WORK REQUIRED. Of the lines listed below, how many contain the string "Know"? Answer with the number alone.

DATASET ROWS.

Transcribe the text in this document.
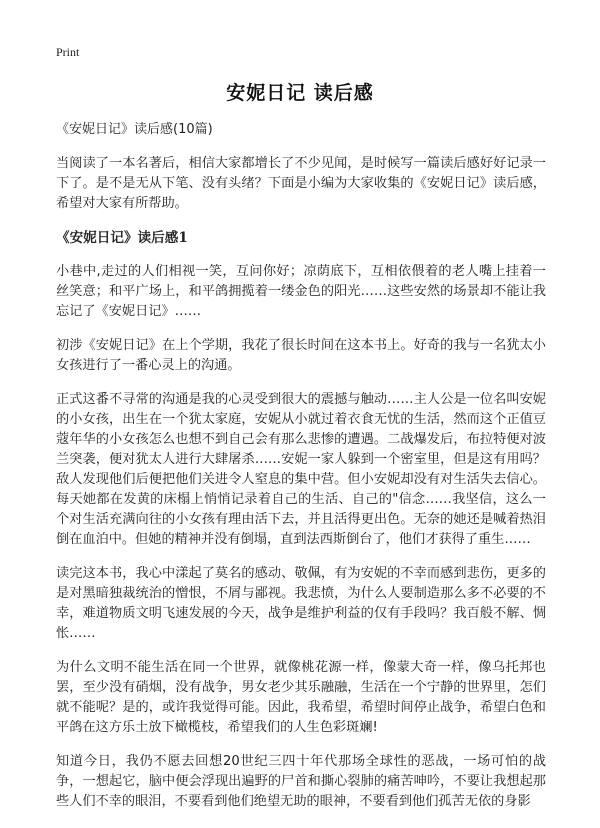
Print
安妮日记 读后感

《安妮日记》读后感(10篇)

当阅读了一本名著后，相信大家都增长了不少见闻，是时候写一篇读后感好好记录一下了。是不是无从下笔、没有头绪？下面是小编为大家收集的《安妮日记》读后感，希望对大家有所帮助。

《安妮日记》读后感1

小巷中,走过的人们相视一笑，互问你好；凉荫底下，互相依偎着的老人嘴上挂着一丝笑意；和平广场上，和平鸽拥揽着一缕金色的阳光……这些安然的场景却不能让我忘记了《安妮日记》……

初涉《安妮日记》在上个学期，我花了很长时间在这本书上。好奇的我与一名犹太小女孩进行了一番心灵上的沟通。

正式这番不寻常的沟通是我的心灵受到很大的震撼与触动……主人公是一位名叫安妮的小女孩，出生在一个犹太家庭，安妮从小就过着衣食无忧的生活，然而这个正值豆蔻年华的小女孩怎么也想不到自己会有那么悲惨的遭遇。二战爆发后，布拉特便对波兰突袭，便对犹太人进行大肆屠杀……安妮一家人躲到一个密室里，但是这有用吗？敌人发现他们后便把他们关进令人窒息的集中营。但小安妮却没有对生活失去信心。每天她都在发黄的床榻上悄悄记录着自己的生活、自己的"信念……我坚信，这么一个对生活充满向往的小女孩有理由活下去，并且活得更出色。无奈的她还是喊着热泪倒在血泊中。但她的精神并没有倒塌，直到法西斯倒台了，他们才获得了重生……

读完这本书，我心中漾起了莫名的感动、敬佩，有为安妮的不幸而感到悲伤，更多的是对黑暗独裁统治的憎恨，不屑与鄙视。我悲愤，为什么人要制造那么多不必要的不幸，难道物质文明飞速发展的今天，战争是维护利益的仅有手段吗？我百般不解、惆怅……

为什么文明不能生活在同一个世界，就像桃花源一样，像蒙大奇一样，像乌托邦也罢，至少没有硝烟，没有战争，男女老少其乐融融，生活在一个宁静的世界里，怎们就不能呢？是的，或许我觉得可能。因此，我希望，希望时间停止战争，希望白色和平鸽在这方乐土放下橄榄枝，希望我们的人生色彩斑斓!

知道今日，我仍不愿去回想20世纪三四十年代那场全球性的恶战，一场可怕的战争，一想起它，脑中便会浮现出遍野的尸首和撕心裂肺的痛苦呻吟，不要让我想起那些人们不幸的眼泪，不要看到他们绝望无助的眼神，不要看到他们孤苦无依的身影
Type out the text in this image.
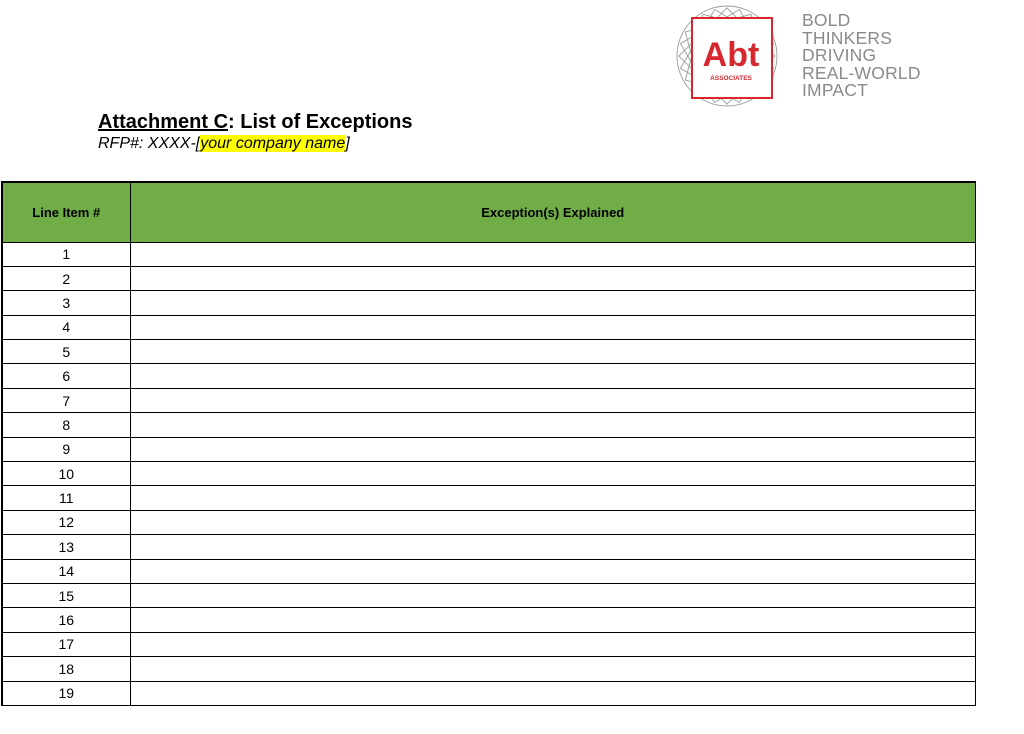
Abt
ASSOCIATES
BOLD
THINKERS
DRIVING
REAL-WORLD
IMPACT
Attachment C: List of Exceptions
RFP#: XXXX-[your company name]
Line Item #	Exception(s) Explained
1	
2	
3	
4	
5	
6	
7	
8	
9	
10	
11	
12	
13	
14	
15	
16	
17	
18	
19	
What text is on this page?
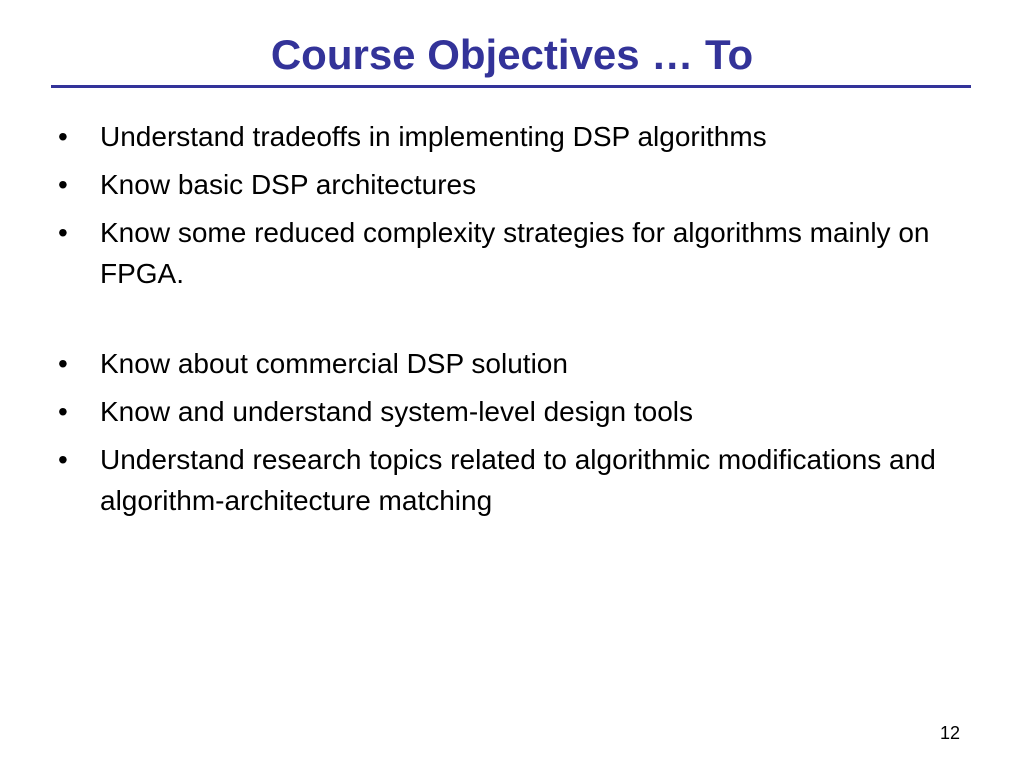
Course Objectives … To
• Understand tradeoffs in implementing DSP algorithms
• Know basic DSP architectures
• Know some reduced complexity strategies for algorithms mainly on FPGA.
• Know about commercial DSP solution
• Know and understand system-level design tools
• Understand research topics related to algorithmic modifications and algorithm-architecture matching
12
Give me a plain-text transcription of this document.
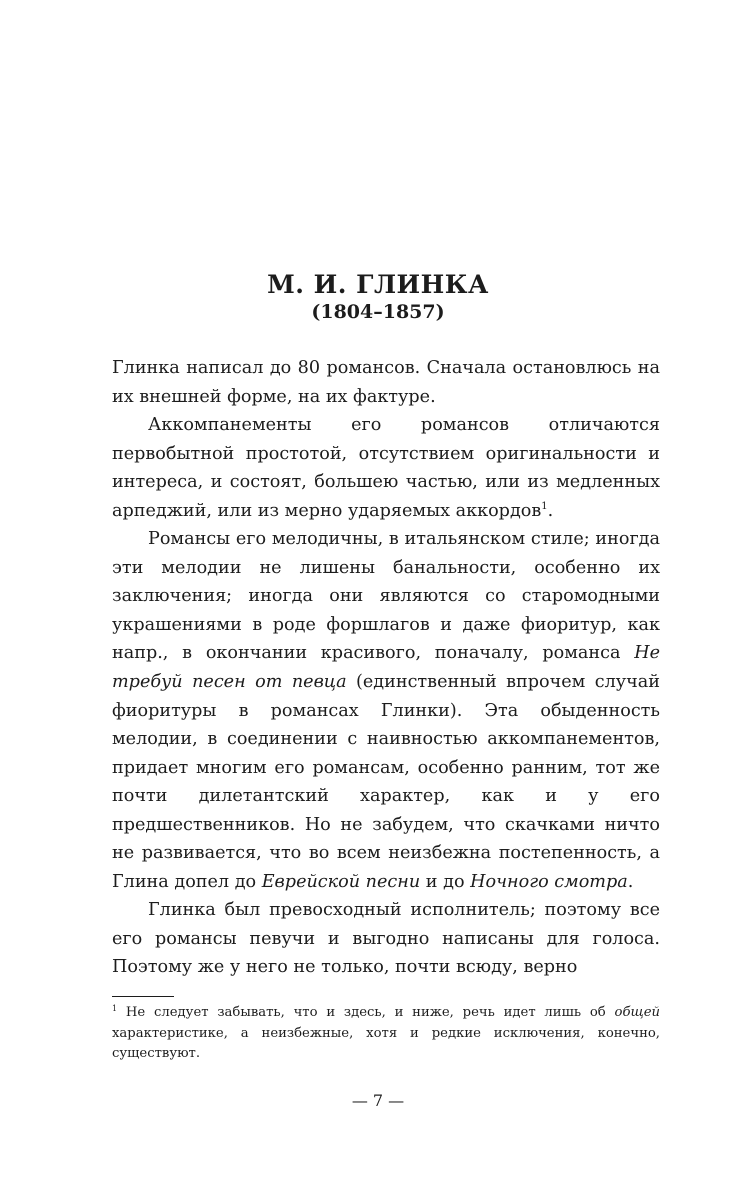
М. И. ГЛИНКА
(1804–1857)

Глинка написал до 80 романсов. Сначала остановлюсь на их внешней форме, на их фактуре.

Аккомпанементы его романсов отличаются первобытной простотой, отсутствием оригинальности и интереса, и состоят, большею частью, или из медленных арпеджий, или из мерно ударяемых аккордов$^1$.

Романсы его мелодичны, в итальянском стиле; иногда эти мелодии не лишены банальности, особенно их заключения; иногда они являются со старомодными украшениями в роде форшлагов и даже фиоритур, как напр., в окончании красивого, поначалу, романса Не требуй песен от певца (единственный впрочем случай фиоритуры в романсах Глинки). Эта обыденность мелодии, в соединении с наивностью аккомпанементов, придает многим его романсам, особенно ранним, тот же почти дилетантский характер, как и у его предшественников. Но не забудем, что скачками ничто не развивается, что во всем неизбежна постепенность, а Глина допел до Еврейской песни и до Ночного смотра.

Глинка был превосходный исполнитель; поэтому все его романсы певучи и выгодно написаны для голоса. Поэтому же у него не только, почти всюду, верно

$^1$ Не следует забывать, что и здесь, и ниже, речь идет лишь об общей характеристике, а неизбежные, хотя и редкие исключения, конечно, существуют.
— 7 —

SOLUTION FOR THIS TASK. 4